Given task:
Write out the page below on converting molecules word for word, from the first line to the last.

***** Passage to read *****

Converting Molecules#

There are many available excellent molecular modelling packages for Python. Rather than re-implementing their functionality, a design goal of sire is to support easy interconversion so that functionality from those packages can be built on and re-used.

The sire.convert module contains functions that support the conversion of the sire molecular objects into their equivalents in a number of other packages.

BioSimSpace#

BioSimSpace is an interoperable Python framework for biomolecular simulation that makes it easy for you to write simulation workflow components for, e.g. parameterising molecules, solvating systems, or running molecular dynamics or free energy simulations using a number of different backends (e.g. Amber, Gromacs, Namd etc.).

To convert a sire object to a BioSimSpace object, you need to ensure that you have imported BioSimSpace first in your script, before you import sire.

***** Records *****

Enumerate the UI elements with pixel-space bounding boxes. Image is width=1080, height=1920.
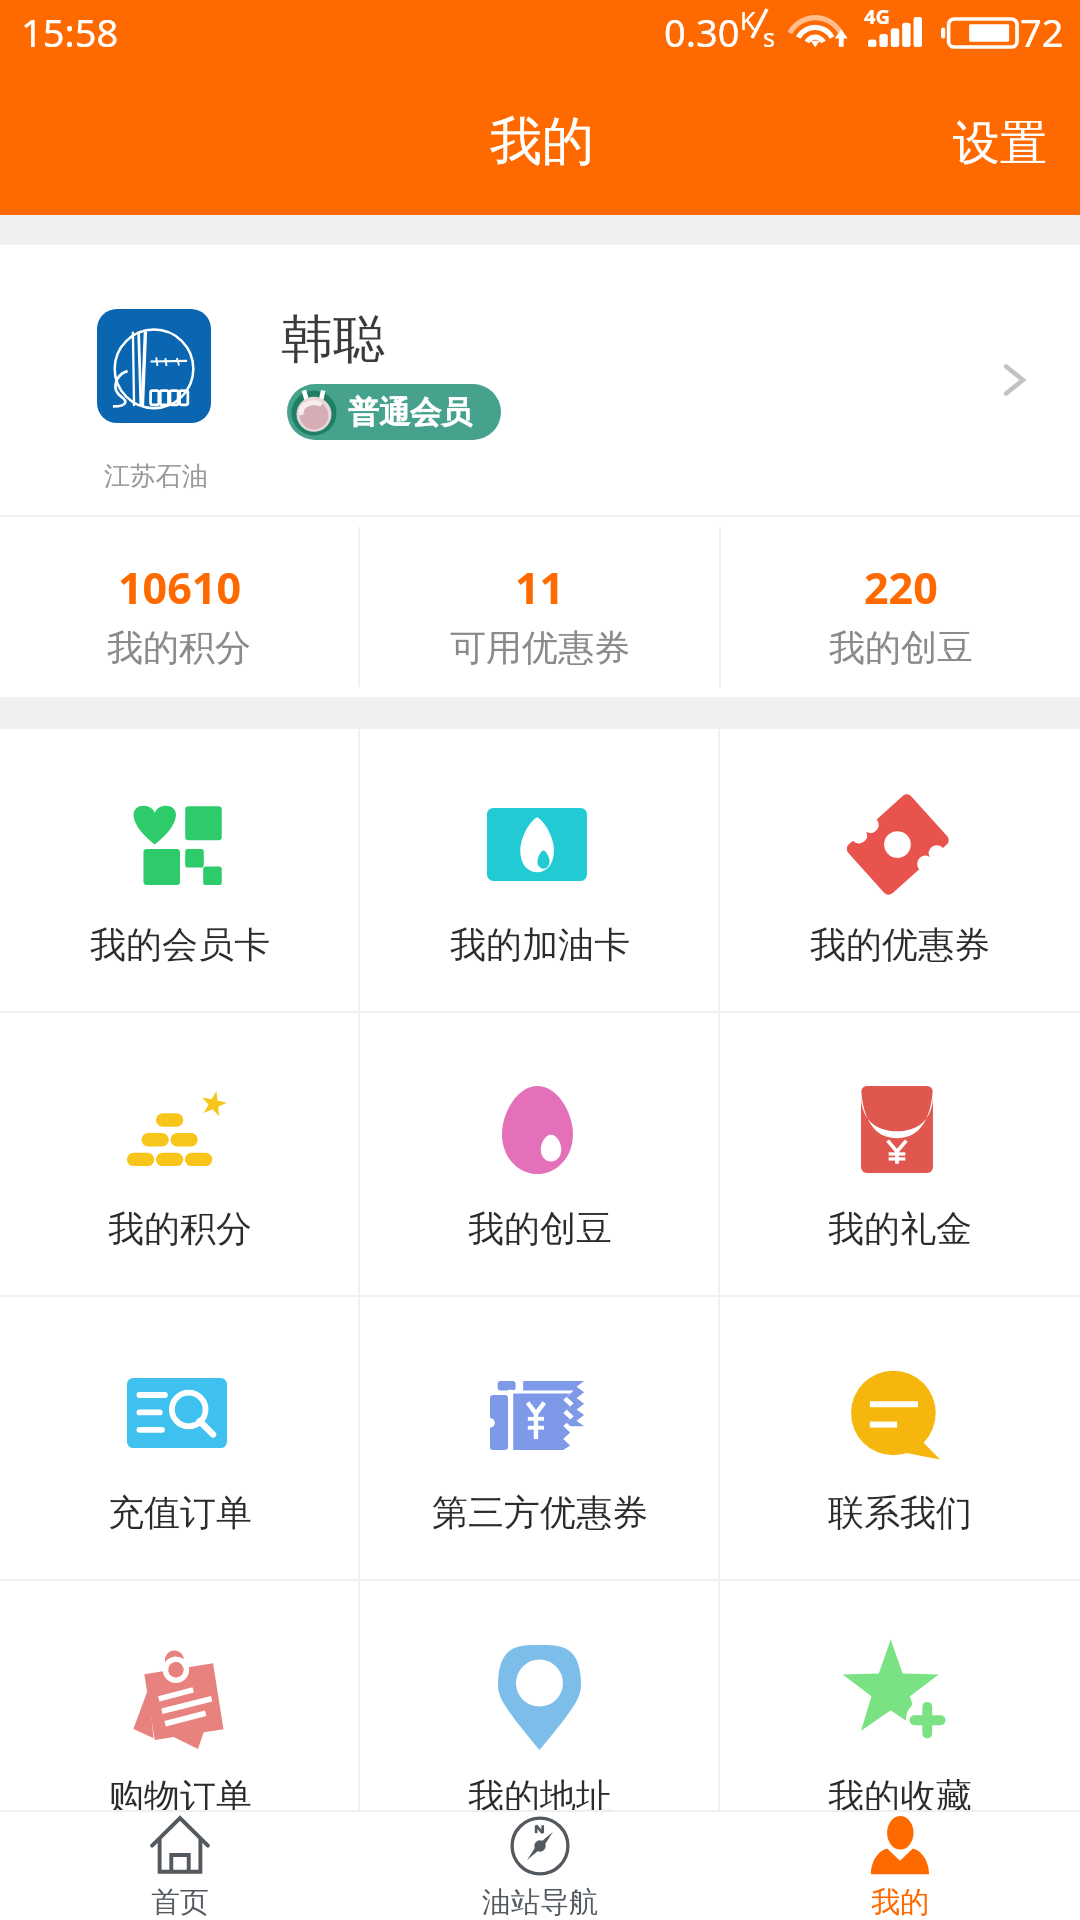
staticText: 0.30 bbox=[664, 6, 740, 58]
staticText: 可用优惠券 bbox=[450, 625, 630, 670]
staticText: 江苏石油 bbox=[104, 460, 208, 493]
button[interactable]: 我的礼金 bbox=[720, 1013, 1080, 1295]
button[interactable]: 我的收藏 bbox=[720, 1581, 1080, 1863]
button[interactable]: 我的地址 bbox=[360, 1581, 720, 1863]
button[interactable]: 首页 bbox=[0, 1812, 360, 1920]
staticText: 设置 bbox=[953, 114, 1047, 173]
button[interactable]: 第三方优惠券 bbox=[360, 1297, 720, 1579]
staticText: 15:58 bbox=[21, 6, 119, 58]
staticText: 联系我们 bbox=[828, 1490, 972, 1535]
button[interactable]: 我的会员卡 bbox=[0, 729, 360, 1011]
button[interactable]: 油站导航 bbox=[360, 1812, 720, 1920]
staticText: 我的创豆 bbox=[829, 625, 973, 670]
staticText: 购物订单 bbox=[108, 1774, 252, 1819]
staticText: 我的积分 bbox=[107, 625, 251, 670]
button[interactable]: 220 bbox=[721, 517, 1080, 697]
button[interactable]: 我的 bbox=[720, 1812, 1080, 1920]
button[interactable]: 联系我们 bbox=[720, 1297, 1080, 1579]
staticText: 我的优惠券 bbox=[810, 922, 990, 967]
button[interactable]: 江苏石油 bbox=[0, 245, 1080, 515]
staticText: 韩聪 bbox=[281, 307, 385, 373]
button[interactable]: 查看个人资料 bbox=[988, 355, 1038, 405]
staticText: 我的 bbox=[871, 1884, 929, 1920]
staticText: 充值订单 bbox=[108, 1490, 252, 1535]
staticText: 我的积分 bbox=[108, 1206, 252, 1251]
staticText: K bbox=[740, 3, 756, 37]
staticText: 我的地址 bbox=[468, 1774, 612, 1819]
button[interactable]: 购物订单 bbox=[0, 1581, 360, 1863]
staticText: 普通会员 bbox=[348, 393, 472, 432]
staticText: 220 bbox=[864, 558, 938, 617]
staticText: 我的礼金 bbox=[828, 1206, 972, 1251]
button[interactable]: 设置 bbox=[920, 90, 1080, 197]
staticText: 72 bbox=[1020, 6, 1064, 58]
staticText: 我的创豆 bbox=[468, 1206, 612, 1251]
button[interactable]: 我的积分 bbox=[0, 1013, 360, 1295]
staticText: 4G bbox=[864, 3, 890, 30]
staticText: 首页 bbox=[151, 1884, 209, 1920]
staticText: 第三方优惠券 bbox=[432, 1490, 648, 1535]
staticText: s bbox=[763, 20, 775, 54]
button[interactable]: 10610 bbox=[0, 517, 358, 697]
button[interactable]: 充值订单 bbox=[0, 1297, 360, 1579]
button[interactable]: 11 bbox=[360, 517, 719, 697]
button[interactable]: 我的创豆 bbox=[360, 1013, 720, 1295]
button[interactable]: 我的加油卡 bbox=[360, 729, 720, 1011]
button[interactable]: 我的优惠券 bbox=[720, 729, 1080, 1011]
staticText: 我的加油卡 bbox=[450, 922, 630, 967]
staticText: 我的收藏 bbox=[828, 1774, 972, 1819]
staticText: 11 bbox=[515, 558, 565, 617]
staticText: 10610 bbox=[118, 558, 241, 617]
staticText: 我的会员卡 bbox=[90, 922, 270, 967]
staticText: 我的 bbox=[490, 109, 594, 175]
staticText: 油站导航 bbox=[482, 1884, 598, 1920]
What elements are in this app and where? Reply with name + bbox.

*****
***** Records *****

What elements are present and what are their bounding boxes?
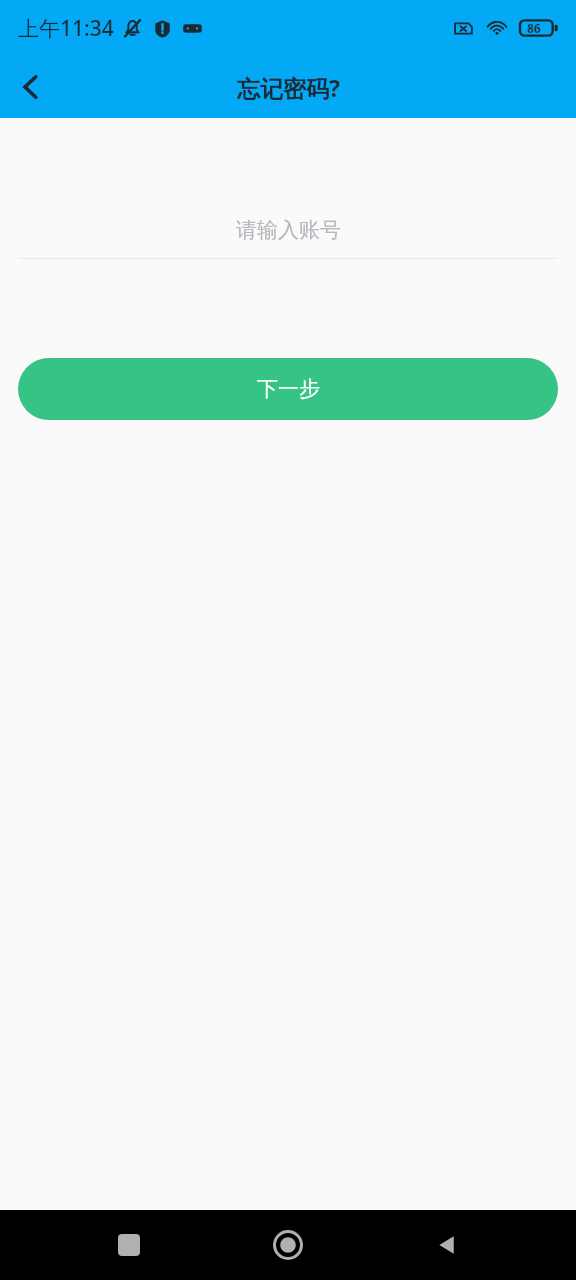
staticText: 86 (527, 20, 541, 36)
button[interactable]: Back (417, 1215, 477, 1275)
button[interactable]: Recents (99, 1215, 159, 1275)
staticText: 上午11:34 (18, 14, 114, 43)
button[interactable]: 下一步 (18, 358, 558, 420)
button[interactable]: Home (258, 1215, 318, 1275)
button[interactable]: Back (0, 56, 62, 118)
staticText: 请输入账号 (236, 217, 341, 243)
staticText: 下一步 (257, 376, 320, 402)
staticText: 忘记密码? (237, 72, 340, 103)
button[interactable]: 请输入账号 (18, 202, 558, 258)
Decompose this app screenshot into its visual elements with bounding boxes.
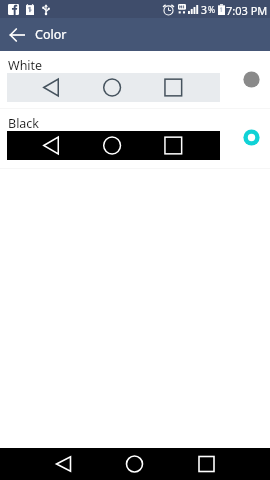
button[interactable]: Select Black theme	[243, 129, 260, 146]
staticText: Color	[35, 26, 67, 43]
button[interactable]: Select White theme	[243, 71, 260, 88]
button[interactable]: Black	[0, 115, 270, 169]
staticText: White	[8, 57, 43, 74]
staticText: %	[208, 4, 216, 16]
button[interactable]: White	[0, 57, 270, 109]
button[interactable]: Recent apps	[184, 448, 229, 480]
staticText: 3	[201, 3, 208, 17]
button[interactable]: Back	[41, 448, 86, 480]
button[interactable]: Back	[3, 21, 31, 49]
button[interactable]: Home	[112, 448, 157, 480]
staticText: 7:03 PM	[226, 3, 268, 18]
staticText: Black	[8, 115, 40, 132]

*****

Response below:
Converting Molecules#

There are many available excellent molecular modelling packages for Python. Rather than re-implementing their functionality, a design goal of sire is to support easy interconversion so that functionality from those packages can be built on and re-used.

The sire.convert module contains functions that support the conversion of the sire molecular objects into their equivalents in a number of other packages.

BioSimSpace#

BioSimSpace is an interoperable Python framework for biomolecular simulation that makes it easy for you to write simulation workflow components for, e.g. parameterising molecules, solvating systems, or running molecular dynamics or free energy simulations using a number of different backends (e.g. Amber, Gromacs, Namd etc.).

To convert a sire object to a BioSimSpace object, you need to ensure that you have imported BioSimSpace first in your script, before you import sire.